### What the exercise asks
Every line in the data below that has the word "formation" should be returned.

Document text records:
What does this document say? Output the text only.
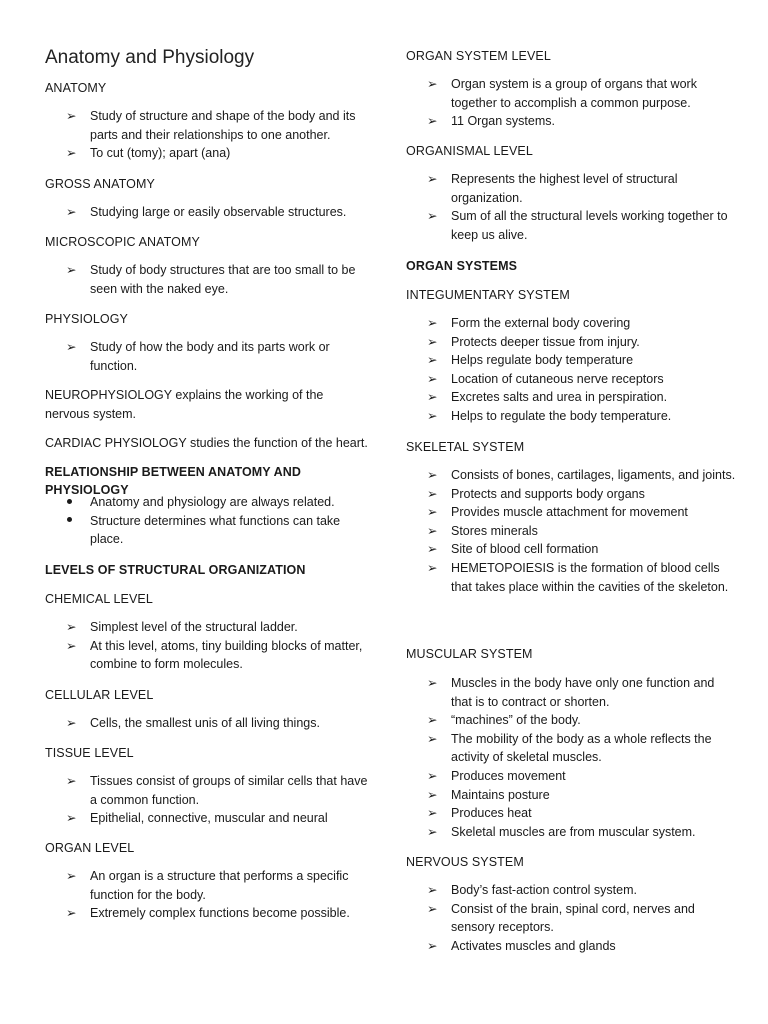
Anatomy and Physiology

ANATOMY

➢ Study of structure and shape of the body and its parts and their relationships to one another.
➢ To cut (tomy); apart (ana)

GROSS ANATOMY

➢ Studying large or easily observable structures.

MICROSCOPIC ANATOMY

➢ Study of body structures that are too small to be seen with the naked eye.

PHYSIOLOGY

➢ Study of how the body and its parts work or function.

NEUROPHYSIOLOGY explains the working of the nervous system.

CARDIAC PHYSIOLOGY studies the function of the heart.

RELATIONSHIP BETWEEN ANATOMY AND PHYSIOLOGY

Anatomy and physiology are always related.
Structure determines what functions can take place.

LEVELS OF STRUCTURAL ORGANIZATION

CHEMICAL LEVEL

➢ Simplest level of the structural ladder.
➢ At this level, atoms, tiny building blocks of matter, combine to form molecules.

CELLULAR LEVEL

➢ Cells, the smallest unis of all living things.

TISSUE LEVEL

➢ Tissues consist of groups of similar cells that have a common function.
➢ Epithelial, connective, muscular and neural

ORGAN LEVEL

➢ An organ is a structure that performs a specific function for the body.
➢ Extremely complex functions become possible.

ORGAN SYSTEM LEVEL

➢ Organ system is a group of organs that work together to accomplish a common purpose.
➢ 11 Organ systems.

ORGANISMAL LEVEL

➢ Represents the highest level of structural organization.
➢ Sum of all the structural levels working together to keep us alive.

ORGAN SYSTEMS

INTEGUMENTARY SYSTEM

➢ Form the external body covering
➢ Protects deeper tissue from injury.
➢ Helps regulate body temperature
➢ Location of cutaneous nerve receptors
➢ Excretes salts and urea in perspiration.
➢ Helps to regulate the body temperature.

SKELETAL SYSTEM

➢ Consists of bones, cartilages, ligaments, and joints.
➢ Protects and supports body organs
➢ Provides muscle attachment for movement
➢ Stores minerals
➢ Site of blood cell formation
➢ HEMETOPOIESIS is the formation of blood cells that takes place within the cavities of the skeleton.

MUSCULAR SYSTEM

➢ Muscles in the body have only one function and that is to contract or shorten.
➢ “machines” of the body.
➢ The mobility of the body as a whole reflects the activity of skeletal muscles.
➢ Produces movement
➢ Maintains posture
➢ Produces heat
➢ Skeletal muscles are from muscular system.

NERVOUS SYSTEM

➢ Body’s fast-action control system.
➢ Consist of the brain, spinal cord, nerves and sensory receptors.
➢ Activates muscles and glands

### Your response
➢ Site of blood cell formation
➢ HEMETOPOIESIS is the formation of blood cells that takes place within the cavities of the skeleton.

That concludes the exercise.